◆ Written request
Scan the listing below. Report each line that includes "grid".

--- start Raw data ---

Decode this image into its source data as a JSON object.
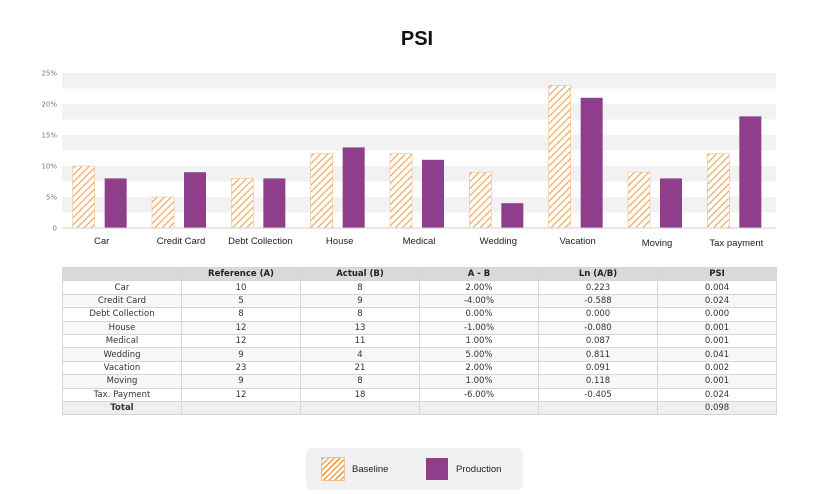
{
  "chart_data": {
    "type": "bar",
    "title": "PSI",
    "categories": [
      "Car",
      "Credit Card",
      "Debt Collection",
      "House",
      "Medical",
      "Wedding",
      "Vacation",
      "Moving",
      "Tax payment"
    ],
    "series": [
      {
        "name": "Baseline",
        "values": [
          10,
          5,
          8,
          12,
          12,
          9,
          23,
          9,
          12
        ]
      },
      {
        "name": "Production",
        "values": [
          8,
          9,
          8,
          13,
          11,
          4,
          21,
          8,
          18
        ]
      }
    ],
    "yticks": [
      "0",
      "5%",
      "10%",
      "15%",
      "20%",
      "25%"
    ],
    "ylim": [
      0,
      25
    ],
    "grid": "horizontal bands",
    "legend": "bottom"
  },
  "colors": {
    "baseline": "#f0a050",
    "production": "#8e3e8a",
    "band": "#f2f2f2"
  },
  "table": {
    "headers": [
      "",
      "Reference (A)",
      "Actual (B)",
      "A - B",
      "Ln (A/B)",
      "PSI"
    ],
    "rows": [
      [
        "Car",
        "10",
        "8",
        "2.00%",
        "0.223",
        "0.004"
      ],
      [
        "Credit Card",
        "5",
        "9",
        "-4.00%",
        "-0.588",
        "0.024"
      ],
      [
        "Debt Collection",
        "8",
        "8",
        "0.00%",
        "0.000",
        "0.000"
      ],
      [
        "House",
        "12",
        "13",
        "-1.00%",
        "-0.080",
        "0.001"
      ],
      [
        "Medical",
        "12",
        "11",
        "1.00%",
        "0.087",
        "0.001"
      ],
      [
        "Wedding",
        "9",
        "4",
        "5.00%",
        "0.811",
        "0.041"
      ],
      [
        "Vacation",
        "23",
        "21",
        "2.00%",
        "0.091",
        "0.002"
      ],
      [
        "Moving",
        "9",
        "8",
        "1.00%",
        "0.118",
        "0.001"
      ],
      [
        "Tax. Payment",
        "12",
        "18",
        "-6.00%",
        "-0.405",
        "0.024"
      ]
    ],
    "total_label": "Total",
    "total_psi": "0.098"
  },
  "legend": {
    "baseline_label": "Baseline",
    "production_label": "Production"
  }
}
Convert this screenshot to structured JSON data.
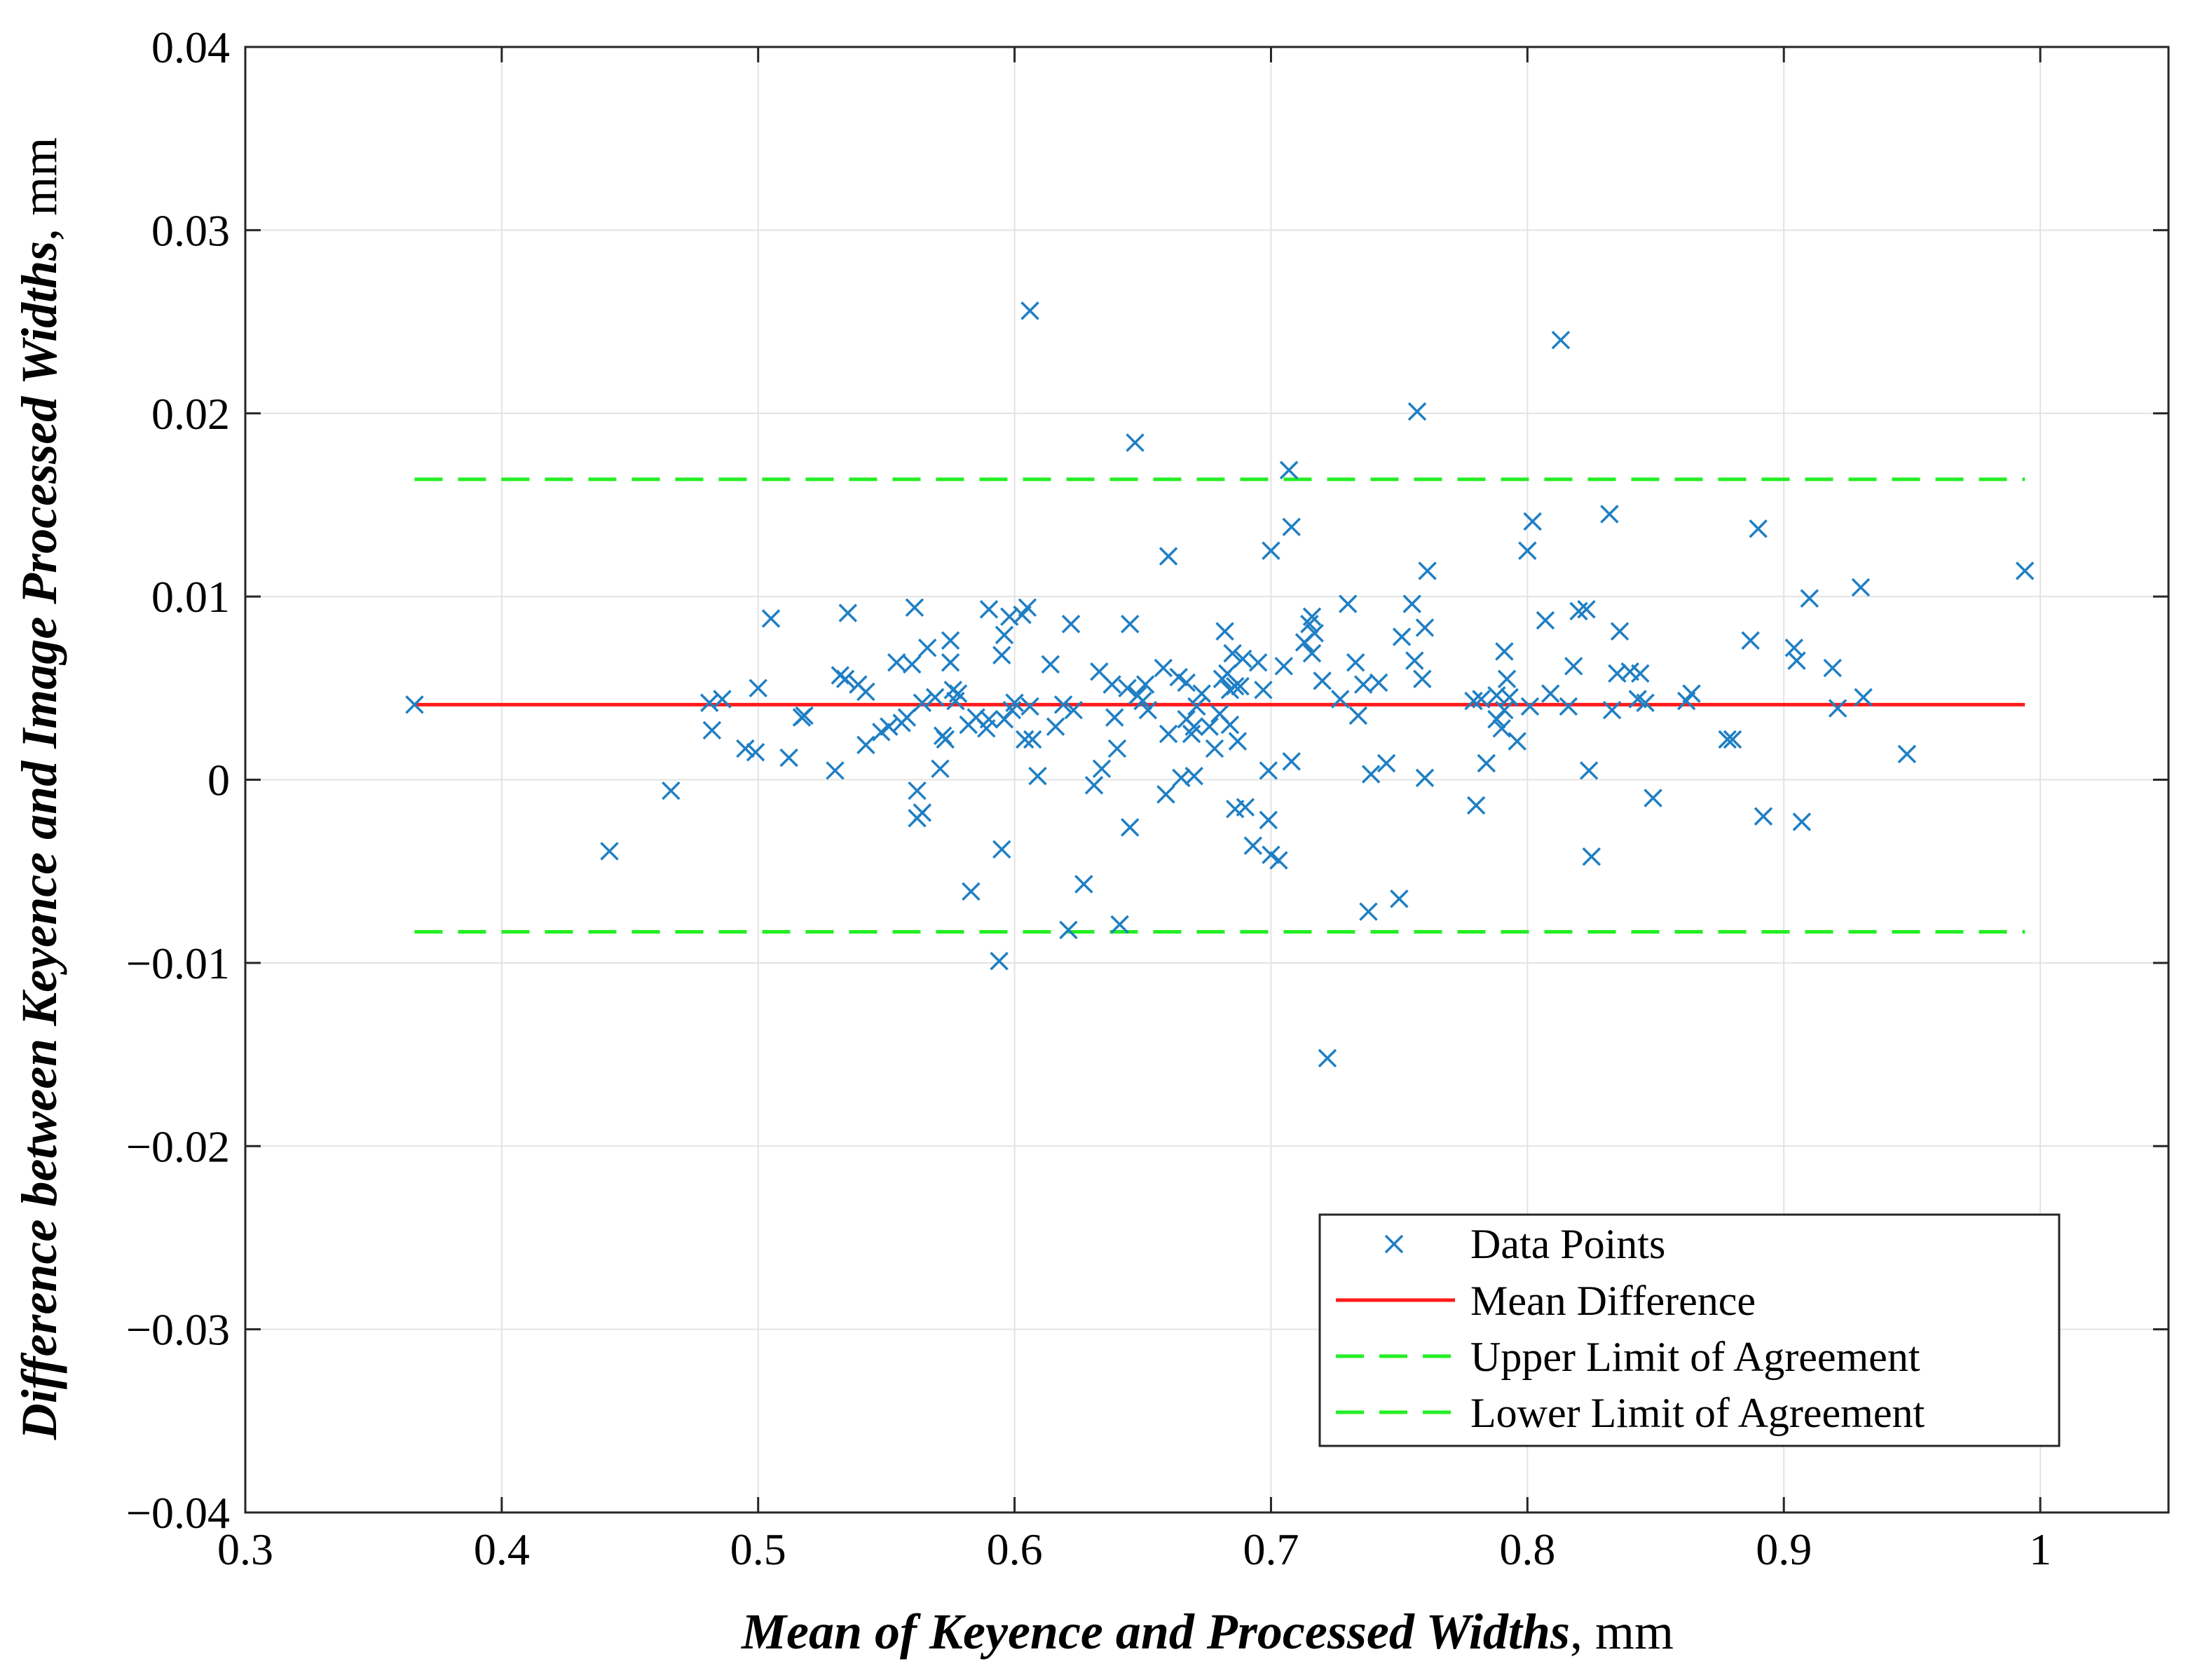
{
  "chart_data": {
    "type": "scatter",
    "title": "",
    "xlabel": "Mean of Keyence and Processed Widths",
    "xlabel_unit": ", mm",
    "ylabel": "Difference between Keyence and Image Processed Widths",
    "ylabel_unit": ", mm",
    "xlim": [
      0.3,
      1.05
    ],
    "ylim": [
      -0.04,
      0.04
    ],
    "xticks": [
      0.3,
      0.4,
      0.5,
      0.6,
      0.7,
      0.8,
      0.9,
      1.0
    ],
    "xtick_labels": [
      "0.3",
      "0.4",
      "0.5",
      "0.6",
      "0.7",
      "0.8",
      "0.9",
      "1"
    ],
    "yticks": [
      -0.04,
      -0.03,
      -0.02,
      -0.01,
      0,
      0.01,
      0.02,
      0.03,
      0.04
    ],
    "ytick_labels": [
      "−0.04",
      "−0.03",
      "−0.02",
      "−0.01",
      "0",
      "0.01",
      "0.02",
      "0.03",
      "0.04"
    ],
    "grid": true,
    "legend_position": "bottom-right",
    "colors": {
      "points": "#1f7fc4",
      "mean": "#ff1a1a",
      "limits": "#22ee22",
      "grid": "#e3e3e3"
    },
    "series": [
      {
        "name": "Data Points",
        "kind": "scatter",
        "marker": "x",
        "points": [
          [
            0.366,
            0.0041
          ],
          [
            0.442,
            -0.0039
          ],
          [
            0.466,
            -0.0006
          ],
          [
            0.481,
            0.0042
          ],
          [
            0.482,
            0.0027
          ],
          [
            0.486,
            0.0044
          ],
          [
            0.495,
            0.0017
          ],
          [
            0.499,
            0.0015
          ],
          [
            0.5,
            0.005
          ],
          [
            0.505,
            0.0088
          ],
          [
            0.512,
            0.0012
          ],
          [
            0.517,
            0.0034
          ],
          [
            0.518,
            0.0035
          ],
          [
            0.53,
            0.0005
          ],
          [
            0.532,
            0.0057
          ],
          [
            0.534,
            0.0055
          ],
          [
            0.535,
            0.0091
          ],
          [
            0.539,
            0.0052
          ],
          [
            0.542,
            0.0048
          ],
          [
            0.542,
            0.0019
          ],
          [
            0.548,
            0.0026
          ],
          [
            0.551,
            0.0029
          ],
          [
            0.554,
            0.0064
          ],
          [
            0.556,
            0.0031
          ],
          [
            0.558,
            0.0034
          ],
          [
            0.56,
            0.0063
          ],
          [
            0.561,
            0.0094
          ],
          [
            0.562,
            -0.0006
          ],
          [
            0.562,
            -0.0021
          ],
          [
            0.564,
            -0.0018
          ],
          [
            0.564,
            0.0042
          ],
          [
            0.566,
            0.0072
          ],
          [
            0.569,
            0.0045
          ],
          [
            0.571,
            0.0006
          ],
          [
            0.572,
            0.0024
          ],
          [
            0.573,
            0.0022
          ],
          [
            0.575,
            0.0076
          ],
          [
            0.575,
            0.0064
          ],
          [
            0.576,
            0.0049
          ],
          [
            0.577,
            0.0043
          ],
          [
            0.578,
            0.0047
          ],
          [
            0.582,
            0.003
          ],
          [
            0.583,
            -0.0061
          ],
          [
            0.585,
            0.0034
          ],
          [
            0.589,
            0.0028
          ],
          [
            0.59,
            0.0033
          ],
          [
            0.59,
            0.0093
          ],
          [
            0.594,
            -0.0099
          ],
          [
            0.595,
            -0.0038
          ],
          [
            0.595,
            0.0068
          ],
          [
            0.596,
            0.0033
          ],
          [
            0.596,
            0.0079
          ],
          [
            0.598,
            0.0089
          ],
          [
            0.599,
            0.0038
          ],
          [
            0.6,
            0.0042
          ],
          [
            0.603,
            0.009
          ],
          [
            0.604,
            0.0022
          ],
          [
            0.605,
            0.0094
          ],
          [
            0.606,
            0.0256
          ],
          [
            0.606,
            0.004
          ],
          [
            0.607,
            0.0022
          ],
          [
            0.609,
            0.0002
          ],
          [
            0.614,
            0.0063
          ],
          [
            0.616,
            0.0029
          ],
          [
            0.619,
            0.0041
          ],
          [
            0.621,
            -0.0082
          ],
          [
            0.622,
            0.0085
          ],
          [
            0.623,
            0.0038
          ],
          [
            0.627,
            -0.0057
          ],
          [
            0.631,
            -0.0003
          ],
          [
            0.633,
            0.0059
          ],
          [
            0.634,
            0.0006
          ],
          [
            0.638,
            0.0052
          ],
          [
            0.639,
            0.0034
          ],
          [
            0.64,
            0.0017
          ],
          [
            0.641,
            -0.0079
          ],
          [
            0.644,
            0.005
          ],
          [
            0.645,
            0.0085
          ],
          [
            0.645,
            -0.0026
          ],
          [
            0.647,
            0.0184
          ],
          [
            0.648,
            0.0046
          ],
          [
            0.65,
            0.0043
          ],
          [
            0.651,
            0.0052
          ],
          [
            0.652,
            0.0038
          ],
          [
            0.658,
            0.0061
          ],
          [
            0.659,
            -0.0008
          ],
          [
            0.66,
            0.0122
          ],
          [
            0.66,
            0.0025
          ],
          [
            0.664,
            0.0056
          ],
          [
            0.665,
            0.0001
          ],
          [
            0.667,
            0.0053
          ],
          [
            0.667,
            0.0033
          ],
          [
            0.669,
            0.0025
          ],
          [
            0.67,
            0.0029
          ],
          [
            0.67,
            0.0002
          ],
          [
            0.671,
            0.004
          ],
          [
            0.673,
            0.0047
          ],
          [
            0.676,
            0.0029
          ],
          [
            0.678,
            0.0017
          ],
          [
            0.68,
            0.0036
          ],
          [
            0.681,
            0.0055
          ],
          [
            0.682,
            0.0081
          ],
          [
            0.683,
            0.0058
          ],
          [
            0.684,
            0.0049
          ],
          [
            0.684,
            0.003
          ],
          [
            0.685,
            0.0069
          ],
          [
            0.686,
            0.0051
          ],
          [
            0.686,
            -0.0016
          ],
          [
            0.687,
            0.0021
          ],
          [
            0.688,
            0.0051
          ],
          [
            0.689,
            0.0066
          ],
          [
            0.69,
            -0.0015
          ],
          [
            0.693,
            -0.0036
          ],
          [
            0.695,
            0.0064
          ],
          [
            0.697,
            0.0049
          ],
          [
            0.699,
            0.0005
          ],
          [
            0.699,
            -0.0022
          ],
          [
            0.7,
            -0.0041
          ],
          [
            0.7,
            0.0125
          ],
          [
            0.703,
            -0.0044
          ],
          [
            0.705,
            0.0062
          ],
          [
            0.707,
            0.0169
          ],
          [
            0.708,
            0.0138
          ],
          [
            0.708,
            0.001
          ],
          [
            0.713,
            0.0075
          ],
          [
            0.715,
            0.0085
          ],
          [
            0.716,
            0.0089
          ],
          [
            0.716,
            0.0069
          ],
          [
            0.717,
            0.008
          ],
          [
            0.72,
            0.0054
          ],
          [
            0.722,
            -0.0152
          ],
          [
            0.727,
            0.0044
          ],
          [
            0.73,
            0.0096
          ],
          [
            0.733,
            0.0064
          ],
          [
            0.734,
            0.0035
          ],
          [
            0.736,
            0.0052
          ],
          [
            0.738,
            -0.0072
          ],
          [
            0.739,
            0.0003
          ],
          [
            0.742,
            0.0053
          ],
          [
            0.745,
            0.0009
          ],
          [
            0.75,
            -0.0065
          ],
          [
            0.751,
            0.0078
          ],
          [
            0.755,
            0.0096
          ],
          [
            0.756,
            0.0065
          ],
          [
            0.757,
            0.0201
          ],
          [
            0.759,
            0.0055
          ],
          [
            0.76,
            0.0083
          ],
          [
            0.76,
            0.0001
          ],
          [
            0.761,
            0.0114
          ],
          [
            0.779,
            0.0043
          ],
          [
            0.78,
            -0.0014
          ],
          [
            0.782,
            0.0044
          ],
          [
            0.784,
            0.0009
          ],
          [
            0.788,
            0.0046
          ],
          [
            0.788,
            0.0033
          ],
          [
            0.79,
            0.0028
          ],
          [
            0.791,
            0.0038
          ],
          [
            0.791,
            0.007
          ],
          [
            0.792,
            0.0055
          ],
          [
            0.793,
            0.0045
          ],
          [
            0.796,
            0.0021
          ],
          [
            0.8,
            0.0125
          ],
          [
            0.801,
            0.004
          ],
          [
            0.802,
            0.0141
          ],
          [
            0.807,
            0.0087
          ],
          [
            0.809,
            0.0047
          ],
          [
            0.813,
            0.024
          ],
          [
            0.816,
            0.004
          ],
          [
            0.818,
            0.0062
          ],
          [
            0.82,
            0.0092
          ],
          [
            0.823,
            0.0093
          ],
          [
            0.824,
            0.0005
          ],
          [
            0.825,
            -0.0042
          ],
          [
            0.832,
            0.0145
          ],
          [
            0.833,
            0.0038
          ],
          [
            0.835,
            0.0058
          ],
          [
            0.836,
            0.0081
          ],
          [
            0.84,
            0.0059
          ],
          [
            0.843,
            0.0044
          ],
          [
            0.844,
            0.0058
          ],
          [
            0.846,
            0.0042
          ],
          [
            0.849,
            -0.001
          ],
          [
            0.862,
            0.0043
          ],
          [
            0.864,
            0.0047
          ],
          [
            0.878,
            0.0022
          ],
          [
            0.88,
            0.0022
          ],
          [
            0.887,
            0.0076
          ],
          [
            0.89,
            0.0137
          ],
          [
            0.892,
            -0.002
          ],
          [
            0.904,
            0.0072
          ],
          [
            0.905,
            0.0065
          ],
          [
            0.907,
            -0.0023
          ],
          [
            0.91,
            0.0099
          ],
          [
            0.919,
            0.0061
          ],
          [
            0.921,
            0.0039
          ],
          [
            0.93,
            0.0105
          ],
          [
            0.931,
            0.0045
          ],
          [
            0.948,
            0.0014
          ],
          [
            0.994,
            0.0114
          ]
        ]
      },
      {
        "name": "Mean Difference",
        "kind": "line",
        "style": "solid",
        "x": [
          0.366,
          0.994
        ],
        "y": [
          0.0041,
          0.0041
        ]
      },
      {
        "name": "Upper Limit of Agreement",
        "kind": "line",
        "style": "dashed",
        "x": [
          0.366,
          0.994
        ],
        "y": [
          0.0164,
          0.0164
        ]
      },
      {
        "name": "Lower Limit of Agreement",
        "kind": "line",
        "style": "dashed",
        "x": [
          0.366,
          0.994
        ],
        "y": [
          -0.0083,
          -0.0083
        ]
      }
    ]
  }
}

--- end Raw data ---

◆ Result for this exercise
    "grid": "horizontal bands",
    "grid": true,
      "grid": "#e3e3e3"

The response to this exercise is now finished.